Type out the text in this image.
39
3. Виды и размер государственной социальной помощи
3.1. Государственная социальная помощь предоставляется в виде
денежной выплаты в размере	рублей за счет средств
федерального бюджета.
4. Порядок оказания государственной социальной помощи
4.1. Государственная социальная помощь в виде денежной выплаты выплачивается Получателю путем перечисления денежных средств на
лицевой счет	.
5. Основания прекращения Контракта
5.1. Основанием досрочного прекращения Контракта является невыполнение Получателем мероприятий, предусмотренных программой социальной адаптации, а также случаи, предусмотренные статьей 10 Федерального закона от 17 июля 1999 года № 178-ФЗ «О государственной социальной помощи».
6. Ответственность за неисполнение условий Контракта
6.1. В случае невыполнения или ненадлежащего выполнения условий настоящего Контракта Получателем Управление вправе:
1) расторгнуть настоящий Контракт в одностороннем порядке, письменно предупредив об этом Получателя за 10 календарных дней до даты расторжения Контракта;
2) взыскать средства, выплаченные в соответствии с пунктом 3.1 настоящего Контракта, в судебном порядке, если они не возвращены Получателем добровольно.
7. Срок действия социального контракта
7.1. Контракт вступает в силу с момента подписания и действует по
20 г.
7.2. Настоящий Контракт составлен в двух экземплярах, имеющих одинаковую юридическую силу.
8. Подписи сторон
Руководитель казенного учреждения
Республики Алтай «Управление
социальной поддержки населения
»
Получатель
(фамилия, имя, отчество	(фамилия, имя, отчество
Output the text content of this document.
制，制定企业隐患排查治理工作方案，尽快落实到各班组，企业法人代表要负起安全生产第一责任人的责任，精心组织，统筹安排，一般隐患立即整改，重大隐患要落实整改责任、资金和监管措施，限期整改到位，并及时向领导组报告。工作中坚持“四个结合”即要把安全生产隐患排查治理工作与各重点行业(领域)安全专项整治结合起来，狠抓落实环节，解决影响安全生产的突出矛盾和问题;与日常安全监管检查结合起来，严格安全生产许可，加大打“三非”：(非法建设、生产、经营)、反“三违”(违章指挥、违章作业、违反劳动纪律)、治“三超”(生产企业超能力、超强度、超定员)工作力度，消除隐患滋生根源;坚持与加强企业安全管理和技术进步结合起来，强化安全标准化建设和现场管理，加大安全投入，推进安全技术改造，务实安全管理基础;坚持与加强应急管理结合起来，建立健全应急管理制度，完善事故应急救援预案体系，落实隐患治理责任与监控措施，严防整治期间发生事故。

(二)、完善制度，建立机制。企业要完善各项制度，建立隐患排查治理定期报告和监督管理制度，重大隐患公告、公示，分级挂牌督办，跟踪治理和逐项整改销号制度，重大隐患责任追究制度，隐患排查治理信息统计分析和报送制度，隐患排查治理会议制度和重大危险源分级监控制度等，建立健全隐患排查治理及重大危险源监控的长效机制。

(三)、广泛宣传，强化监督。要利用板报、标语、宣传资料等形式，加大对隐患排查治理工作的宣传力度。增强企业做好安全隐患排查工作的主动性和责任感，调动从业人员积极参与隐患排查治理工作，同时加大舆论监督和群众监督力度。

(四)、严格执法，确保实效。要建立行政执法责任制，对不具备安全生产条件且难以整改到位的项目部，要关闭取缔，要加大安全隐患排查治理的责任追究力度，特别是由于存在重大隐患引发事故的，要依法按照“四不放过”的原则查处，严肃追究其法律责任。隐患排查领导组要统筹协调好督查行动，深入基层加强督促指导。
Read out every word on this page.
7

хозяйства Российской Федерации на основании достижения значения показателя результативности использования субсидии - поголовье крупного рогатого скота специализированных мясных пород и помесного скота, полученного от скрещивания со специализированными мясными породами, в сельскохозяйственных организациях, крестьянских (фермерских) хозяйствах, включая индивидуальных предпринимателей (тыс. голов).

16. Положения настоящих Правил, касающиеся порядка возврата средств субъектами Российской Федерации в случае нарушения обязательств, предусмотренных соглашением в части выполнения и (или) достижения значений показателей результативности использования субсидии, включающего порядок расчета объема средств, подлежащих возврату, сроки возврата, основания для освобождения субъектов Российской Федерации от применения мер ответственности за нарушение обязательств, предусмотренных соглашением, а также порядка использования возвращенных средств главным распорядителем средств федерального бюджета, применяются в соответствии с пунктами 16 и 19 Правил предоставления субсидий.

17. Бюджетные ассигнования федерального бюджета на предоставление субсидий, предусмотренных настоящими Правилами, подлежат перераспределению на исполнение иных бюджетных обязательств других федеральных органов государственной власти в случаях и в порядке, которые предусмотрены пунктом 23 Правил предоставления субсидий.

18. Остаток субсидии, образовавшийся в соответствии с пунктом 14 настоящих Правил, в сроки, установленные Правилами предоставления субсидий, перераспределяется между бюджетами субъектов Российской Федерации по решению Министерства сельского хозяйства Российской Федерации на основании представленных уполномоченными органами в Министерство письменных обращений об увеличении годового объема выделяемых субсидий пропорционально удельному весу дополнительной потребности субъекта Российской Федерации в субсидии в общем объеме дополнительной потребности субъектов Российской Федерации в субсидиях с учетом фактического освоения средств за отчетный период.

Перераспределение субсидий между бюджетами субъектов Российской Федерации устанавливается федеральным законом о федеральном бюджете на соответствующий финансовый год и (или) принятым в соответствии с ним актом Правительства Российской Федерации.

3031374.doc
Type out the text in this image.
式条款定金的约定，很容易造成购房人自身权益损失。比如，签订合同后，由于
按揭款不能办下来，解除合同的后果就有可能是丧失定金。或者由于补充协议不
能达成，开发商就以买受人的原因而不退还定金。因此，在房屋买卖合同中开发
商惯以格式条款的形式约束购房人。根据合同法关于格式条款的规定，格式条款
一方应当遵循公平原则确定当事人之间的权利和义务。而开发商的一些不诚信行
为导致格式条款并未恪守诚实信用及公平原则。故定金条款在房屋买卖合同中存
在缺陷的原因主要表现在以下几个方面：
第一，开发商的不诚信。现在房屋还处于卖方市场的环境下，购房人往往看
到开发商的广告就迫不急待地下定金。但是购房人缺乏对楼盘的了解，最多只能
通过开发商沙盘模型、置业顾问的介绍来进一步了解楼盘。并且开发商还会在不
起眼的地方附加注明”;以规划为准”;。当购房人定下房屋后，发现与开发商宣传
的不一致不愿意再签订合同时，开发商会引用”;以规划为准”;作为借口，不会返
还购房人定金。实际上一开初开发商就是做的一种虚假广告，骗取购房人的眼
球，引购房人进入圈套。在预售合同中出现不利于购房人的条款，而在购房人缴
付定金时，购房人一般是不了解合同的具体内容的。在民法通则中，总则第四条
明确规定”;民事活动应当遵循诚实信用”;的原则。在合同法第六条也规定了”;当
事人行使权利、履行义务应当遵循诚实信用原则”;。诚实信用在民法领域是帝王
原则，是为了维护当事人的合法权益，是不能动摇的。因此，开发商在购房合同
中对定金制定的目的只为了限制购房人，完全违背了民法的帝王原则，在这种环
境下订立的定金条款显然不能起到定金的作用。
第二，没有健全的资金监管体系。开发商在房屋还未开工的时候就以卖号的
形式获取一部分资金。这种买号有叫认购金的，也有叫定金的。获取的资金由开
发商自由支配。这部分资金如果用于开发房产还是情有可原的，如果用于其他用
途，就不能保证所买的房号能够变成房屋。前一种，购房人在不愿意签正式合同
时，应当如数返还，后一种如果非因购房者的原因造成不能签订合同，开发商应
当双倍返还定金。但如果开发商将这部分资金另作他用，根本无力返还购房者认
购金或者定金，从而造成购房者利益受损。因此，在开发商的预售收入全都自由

____

Every line above should be printed again exactly as it stands.

Type out the text in this image.
39
3. Виды и размер государственной социальной помощи
3.1. Государственная социальная помощь предоставляется в виде
денежной выплаты в размере	рублей за счет средств
федерального бюджета.
4. Порядок оказания государственной социальной помощи
4.1. Государственная социальная помощь в виде денежной выплаты выплачивается Получателю путем перечисления денежных средств на
лицевой счет	.
5. Основания прекращения Контракта
5.1. Основанием досрочного прекращения Контракта является невыполнение Получателем мероприятий, предусмотренных программой социальной адаптации, а также случаи, предусмотренные статьей 10 Федерального закона от 17 июля 1999 года № 178-ФЗ «О государственной социальной помощи».
6. Ответственность за неисполнение условий Контракта
6.1. В случае невыполнения или ненадлежащего выполнения условий настоящего Контракта Получателем Управление вправе:
1) расторгнуть настоящий Контракт в одностороннем порядке, письменно предупредив об этом Получателя за 10 календарных дней до даты расторжения Контракта;
2) взыскать средства, выплаченные в соответствии с пунктом 3.1 настоящего Контракта, в судебном порядке, если они не возвращены Получателем добровольно.
7. Срок действия социального контракта
7.1. Контракт вступает в силу с момента подписания и действует по
20 г.
7.2. Настоящий Контракт составлен в двух экземплярах, имеющих одинаковую юридическую силу.
8. Подписи сторон
Руководитель казенного учреждения
Республики Алтай «Управление
социальной поддержки населения
»
Получатель
(фамилия, имя, отчество	(фамилия, имя, отчество
Output the text content of this document.
制，制定企业隐患排查治理工作方案，尽快落实到各班组，企业法人代表要负起安全生产第一责任人的责任，精心组织，统筹安排，一般隐患立即整改，重大隐患要落实整改责任、资金和监管措施，限期整改到位，并及时向领导组报告。工作中坚持“四个结合”即要把安全生产隐患排查治理工作与各重点行业(领域)安全专项整治结合起来，狠抓落实环节，解决影响安全生产的突出矛盾和问题;与日常安全监管检查结合起来，严格安全生产许可，加大打“三非”：(非法建设、生产、经营)、反“三违”(违章指挥、违章作业、违反劳动纪律)、治“三超”(生产企业超能力、超强度、超定员)工作力度，消除隐患滋生根源;坚持与加强企业安全管理和技术进步结合起来，强化安全标准化建设和现场管理，加大安全投入，推进安全技术改造，务实安全管理基础;坚持与加强应急管理结合起来，建立健全应急管理制度，完善事故应急救援预案体系，落实隐患治理责任与监控措施，严防整治期间发生事故。

(二)、完善制度，建立机制。企业要完善各项制度，建立隐患排查治理定期报告和监督管理制度，重大隐患公告、公示，分级挂牌督办，跟踪治理和逐项整改销号制度，重大隐患责任追究制度，隐患排查治理信息统计分析和报送制度，隐患排查治理会议制度和重大危险源分级监控制度等，建立健全隐患排查治理及重大危险源监控的长效机制。

(三)、广泛宣传，强化监督。要利用板报、标语、宣传资料等形式，加大对隐患排查治理工作的宣传力度。增强企业做好安全隐患排查工作的主动性和责任感，调动从业人员积极参与隐患排查治理工作，同时加大舆论监督和群众监督力度。

(四)、严格执法，确保实效。要建立行政执法责任制，对不具备安全生产条件且难以整改到位的项目部，要关闭取缔，要加大安全隐患排查治理的责任追究力度，特别是由于存在重大隐患引发事故的，要依法按照“四不放过”的原则查处，严肃追究其法律责任。隐患排查领导组要统筹协调好督查行动，深入基层加强督促指导。
Read out every word on this page.
7

хозяйства Российской Федерации на основании достижения значения показателя результативности использования субсидии - поголовье крупного рогатого скота специализированных мясных пород и помесного скота, полученного от скрещивания со специализированными мясными породами, в сельскохозяйственных организациях, крестьянских (фермерских) хозяйствах, включая индивидуальных предпринимателей (тыс. голов).

16. Положения настоящих Правил, касающиеся порядка возврата средств субъектами Российской Федерации в случае нарушения обязательств, предусмотренных соглашением в части выполнения и (или) достижения значений показателей результативности использования субсидии, включающего порядок расчета объема средств, подлежащих возврату, сроки возврата, основания для освобождения субъектов Российской Федерации от применения мер ответственности за нарушение обязательств, предусмотренных соглашением, а также порядка использования возвращенных средств главным распорядителем средств федерального бюджета, применяются в соответствии с пунктами 16 и 19 Правил предоставления субсидий.

17. Бюджетные ассигнования федерального бюджета на предоставление субсидий, предусмотренных настоящими Правилами, подлежат перераспределению на исполнение иных бюджетных обязательств других федеральных органов государственной власти в случаях и в порядке, которые предусмотрены пунктом 23 Правил предоставления субсидий.

18. Остаток субсидии, образовавшийся в соответствии с пунктом 14 настоящих Правил, в сроки, установленные Правилами предоставления субсидий, перераспределяется между бюджетами субъектов Российской Федерации по решению Министерства сельского хозяйства Российской Федерации на основании представленных уполномоченными органами в Министерство письменных обращений об увеличении годового объема выделяемых субсидий пропорционально удельному весу дополнительной потребности субъекта Российской Федерации в субсидии в общем объеме дополнительной потребности субъектов Российской Федерации в субсидиях с учетом фактического освоения средств за отчетный период.

Перераспределение субсидий между бюджетами субъектов Российской Федерации устанавливается федеральным законом о федеральном бюджете на соответствующий финансовый год и (или) принятым в соответствии с ним актом Правительства Российской Федерации.

3031374.doc
Type out the text in this image.
式条款定金的约定，很容易造成购房人自身权益损失。比如，签订合同后，由于
按揭款不能办下来，解除合同的后果就有可能是丧失定金。或者由于补充协议不
能达成，开发商就以买受人的原因而不退还定金。因此，在房屋买卖合同中开发
商惯以格式条款的形式约束购房人。根据合同法关于格式条款的规定，格式条款
一方应当遵循公平原则确定当事人之间的权利和义务。而开发商的一些不诚信行
为导致格式条款并未恪守诚实信用及公平原则。故定金条款在房屋买卖合同中存
在缺陷的原因主要表现在以下几个方面：
第一，开发商的不诚信。现在房屋还处于卖方市场的环境下，购房人往往看
到开发商的广告就迫不急待地下定金。但是购房人缺乏对楼盘的了解，最多只能
通过开发商沙盘模型、置业顾问的介绍来进一步了解楼盘。并且开发商还会在不
起眼的地方附加注明”;以规划为准”;。当购房人定下房屋后，发现与开发商宣传
的不一致不愿意再签订合同时，开发商会引用”;以规划为准”;作为借口，不会返
还购房人定金。实际上一开初开发商就是做的一种虚假广告，骗取购房人的眼
球，引购房人进入圈套。在预售合同中出现不利于购房人的条款，而在购房人缴
付定金时，购房人一般是不了解合同的具体内容的。在民法通则中，总则第四条
明确规定”;民事活动应当遵循诚实信用”;的原则。在合同法第六条也规定了”;当
事人行使权利、履行义务应当遵循诚实信用原则”;。诚实信用在民法领域是帝王
原则，是为了维护当事人的合法权益，是不能动摇的。因此，开发商在购房合同
中对定金制定的目的只为了限制购房人，完全违背了民法的帝王原则，在这种环
境下订立的定金条款显然不能起到定金的作用。
第二，没有健全的资金监管体系。开发商在房屋还未开工的时候就以卖号的
形式获取一部分资金。这种买号有叫认购金的，也有叫定金的。获取的资金由开
发商自由支配。这部分资金如果用于开发房产还是情有可原的，如果用于其他用
途，就不能保证所买的房号能够变成房屋。前一种，购房人在不愿意签正式合同
时，应当如数返还，后一种如果非因购房者的原因造成不能签订合同，开发商应
当双倍返还定金。但如果开发商将这部分资金另作他用，根本无力返还购房者认
购金或者定金，从而造成购房者利益受损。因此，在开发商的预售收入全都自由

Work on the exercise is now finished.